▶ **To be done**:
Sift the material for lines containing "شماره", and return them.

▶ **Data**:
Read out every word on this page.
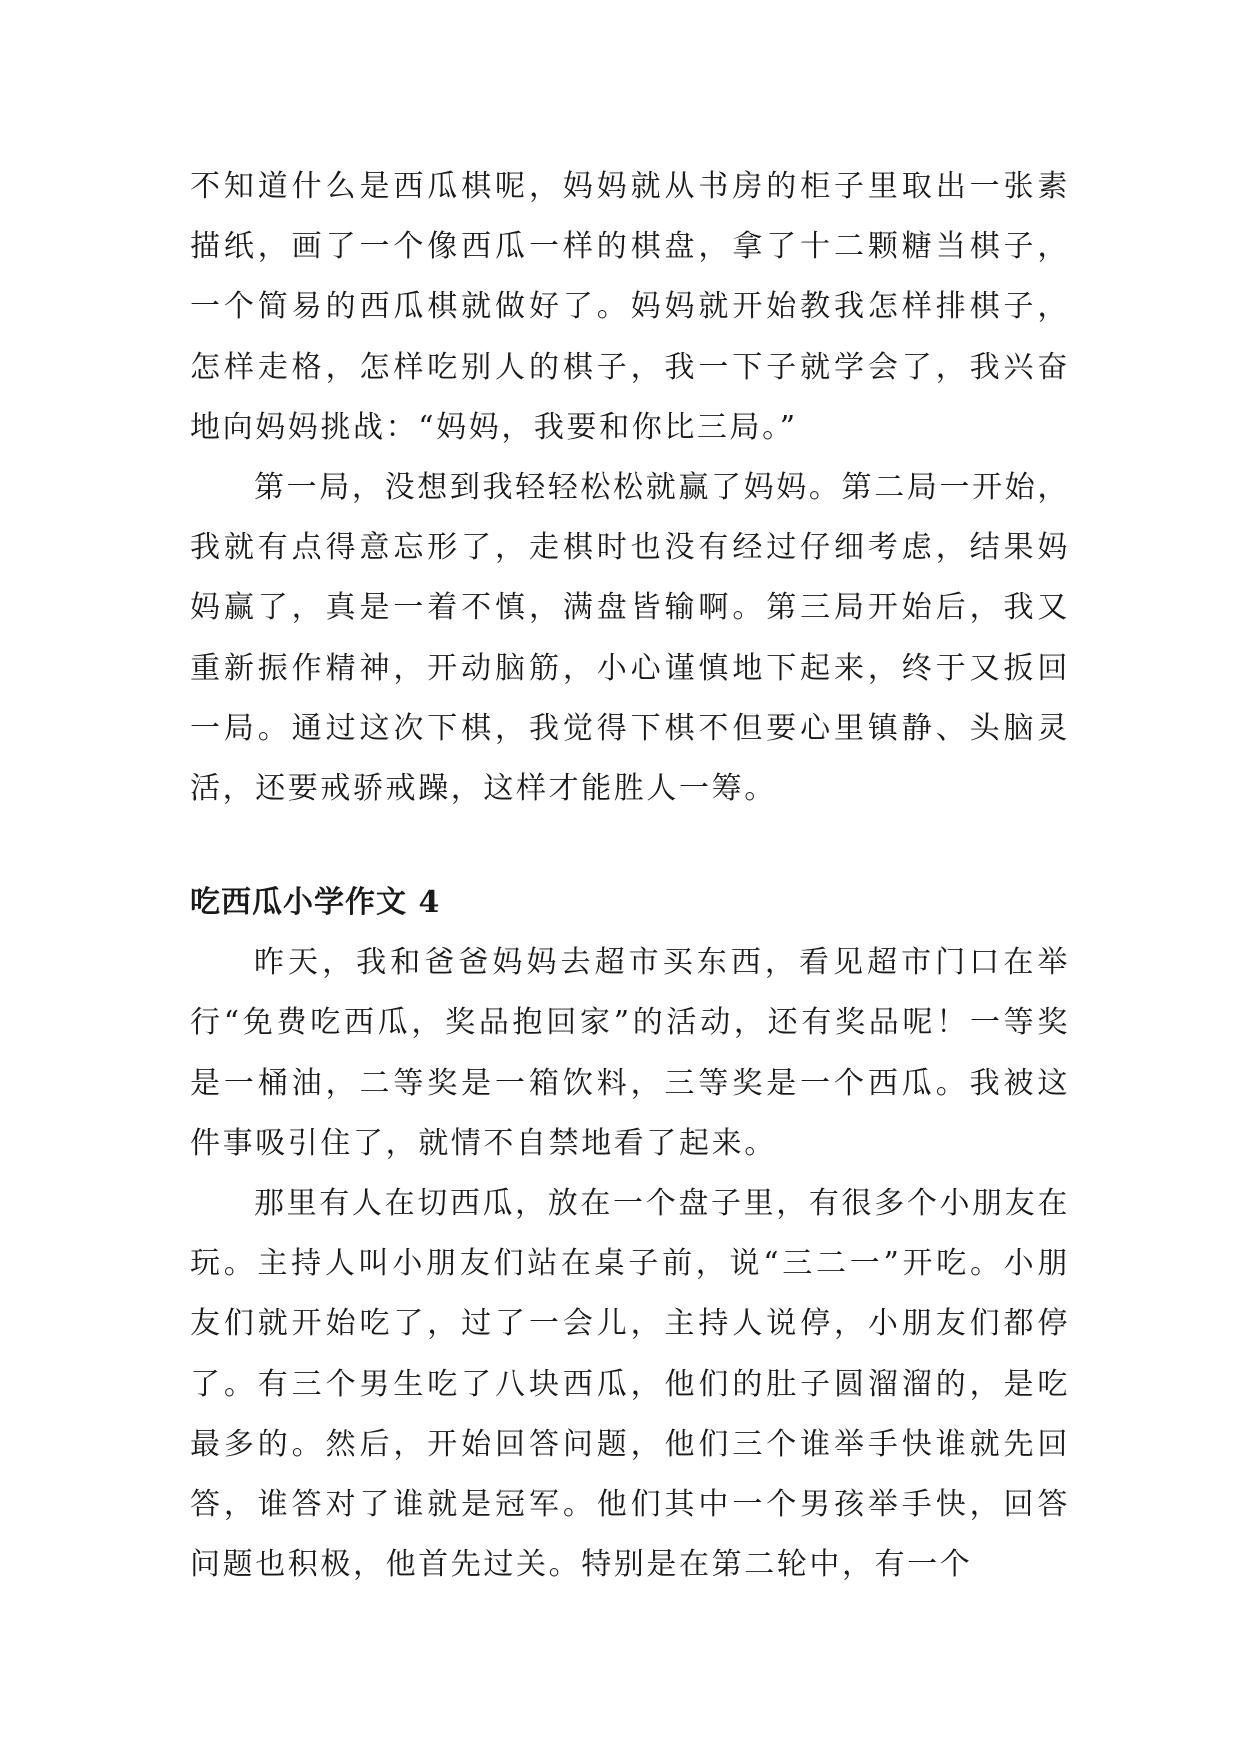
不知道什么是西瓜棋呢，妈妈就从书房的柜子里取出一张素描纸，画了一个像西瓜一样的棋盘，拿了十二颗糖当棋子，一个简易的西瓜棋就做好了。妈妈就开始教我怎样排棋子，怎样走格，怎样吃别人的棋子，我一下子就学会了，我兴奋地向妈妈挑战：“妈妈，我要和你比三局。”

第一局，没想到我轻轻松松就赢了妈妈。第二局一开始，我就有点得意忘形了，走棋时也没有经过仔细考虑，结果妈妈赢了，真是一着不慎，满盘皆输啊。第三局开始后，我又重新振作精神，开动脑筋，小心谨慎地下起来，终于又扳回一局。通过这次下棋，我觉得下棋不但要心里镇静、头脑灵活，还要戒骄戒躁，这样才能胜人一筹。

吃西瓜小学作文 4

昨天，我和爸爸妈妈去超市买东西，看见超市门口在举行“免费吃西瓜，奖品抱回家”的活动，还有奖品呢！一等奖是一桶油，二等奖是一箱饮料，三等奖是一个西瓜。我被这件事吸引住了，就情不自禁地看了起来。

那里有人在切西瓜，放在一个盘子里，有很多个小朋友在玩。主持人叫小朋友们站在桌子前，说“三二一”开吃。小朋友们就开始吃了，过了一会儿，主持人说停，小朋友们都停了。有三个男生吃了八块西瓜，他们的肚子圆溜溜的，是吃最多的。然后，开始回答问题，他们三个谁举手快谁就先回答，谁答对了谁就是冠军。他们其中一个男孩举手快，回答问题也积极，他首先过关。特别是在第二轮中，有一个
...
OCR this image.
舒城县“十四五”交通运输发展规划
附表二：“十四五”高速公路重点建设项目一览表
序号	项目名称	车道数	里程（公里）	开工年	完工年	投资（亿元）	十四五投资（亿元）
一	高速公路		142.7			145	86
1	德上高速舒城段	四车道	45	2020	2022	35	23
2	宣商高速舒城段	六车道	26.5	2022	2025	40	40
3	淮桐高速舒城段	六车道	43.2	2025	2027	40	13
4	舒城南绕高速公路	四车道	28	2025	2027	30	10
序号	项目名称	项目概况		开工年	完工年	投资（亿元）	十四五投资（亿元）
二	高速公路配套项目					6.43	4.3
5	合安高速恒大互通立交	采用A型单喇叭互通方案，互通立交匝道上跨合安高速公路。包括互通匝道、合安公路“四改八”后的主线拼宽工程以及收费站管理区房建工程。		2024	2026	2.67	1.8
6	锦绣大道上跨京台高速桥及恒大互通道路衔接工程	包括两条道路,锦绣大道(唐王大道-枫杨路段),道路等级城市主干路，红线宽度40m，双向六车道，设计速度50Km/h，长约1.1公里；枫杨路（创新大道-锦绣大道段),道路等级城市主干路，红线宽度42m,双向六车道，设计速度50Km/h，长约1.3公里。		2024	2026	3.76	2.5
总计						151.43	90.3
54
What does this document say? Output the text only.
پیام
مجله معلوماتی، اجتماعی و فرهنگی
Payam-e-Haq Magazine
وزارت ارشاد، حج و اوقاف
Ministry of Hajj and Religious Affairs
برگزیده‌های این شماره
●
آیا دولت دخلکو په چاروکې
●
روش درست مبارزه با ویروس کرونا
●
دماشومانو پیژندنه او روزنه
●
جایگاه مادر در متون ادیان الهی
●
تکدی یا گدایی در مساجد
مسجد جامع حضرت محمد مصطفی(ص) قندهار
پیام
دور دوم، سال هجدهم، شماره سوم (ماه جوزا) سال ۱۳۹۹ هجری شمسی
==
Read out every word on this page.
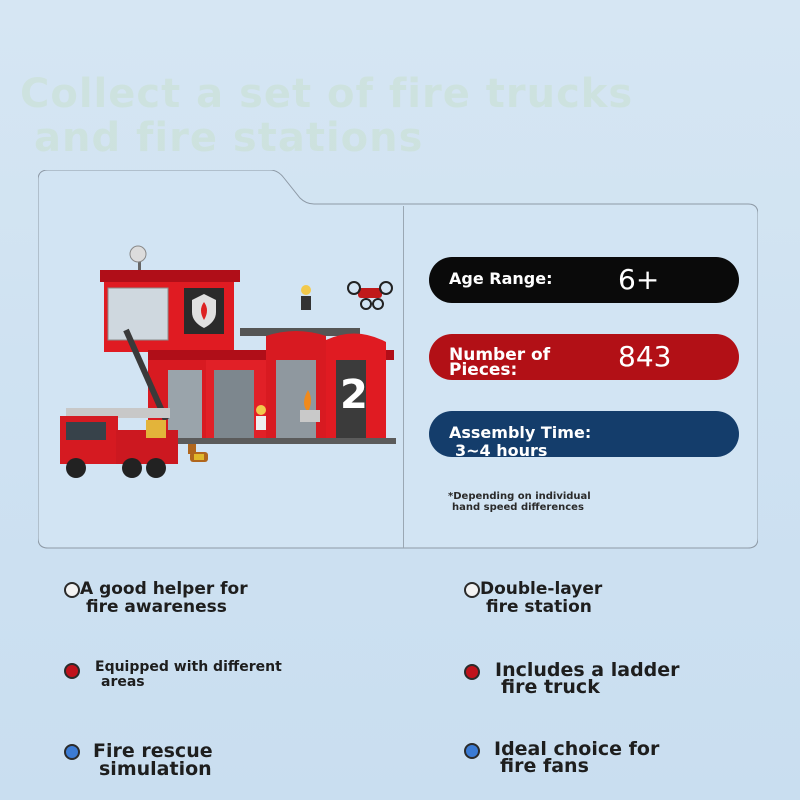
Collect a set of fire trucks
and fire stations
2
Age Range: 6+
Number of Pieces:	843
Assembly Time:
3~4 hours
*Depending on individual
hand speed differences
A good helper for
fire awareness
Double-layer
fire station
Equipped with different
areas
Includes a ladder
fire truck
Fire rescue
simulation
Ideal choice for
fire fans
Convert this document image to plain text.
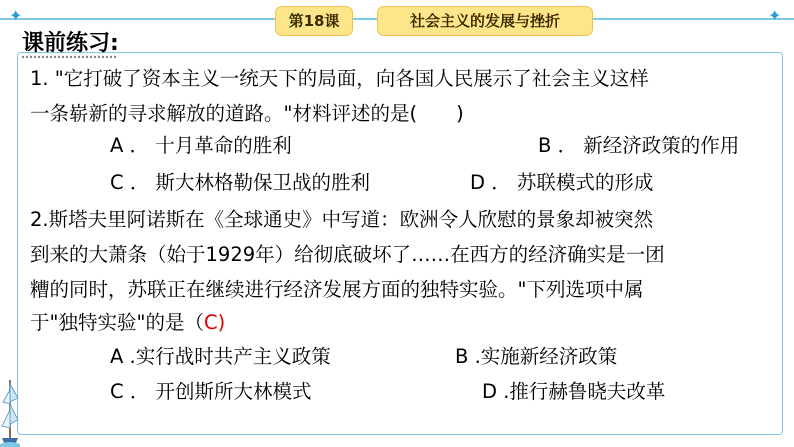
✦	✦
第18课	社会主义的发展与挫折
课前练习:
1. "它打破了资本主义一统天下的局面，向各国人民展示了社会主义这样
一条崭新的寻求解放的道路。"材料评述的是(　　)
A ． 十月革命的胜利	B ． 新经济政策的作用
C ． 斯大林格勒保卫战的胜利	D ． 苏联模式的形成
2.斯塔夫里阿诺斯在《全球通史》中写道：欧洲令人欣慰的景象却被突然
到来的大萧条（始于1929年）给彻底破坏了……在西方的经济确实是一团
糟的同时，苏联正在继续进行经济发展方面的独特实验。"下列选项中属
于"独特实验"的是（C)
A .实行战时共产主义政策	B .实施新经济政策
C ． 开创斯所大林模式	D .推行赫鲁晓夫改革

▶ **Task answer**:
برگزیده‌های این شماره
دور دوم، سال هجدهم، شماره سوم (ماه جوزا) سال ۱۳۹۹ هجری شمسی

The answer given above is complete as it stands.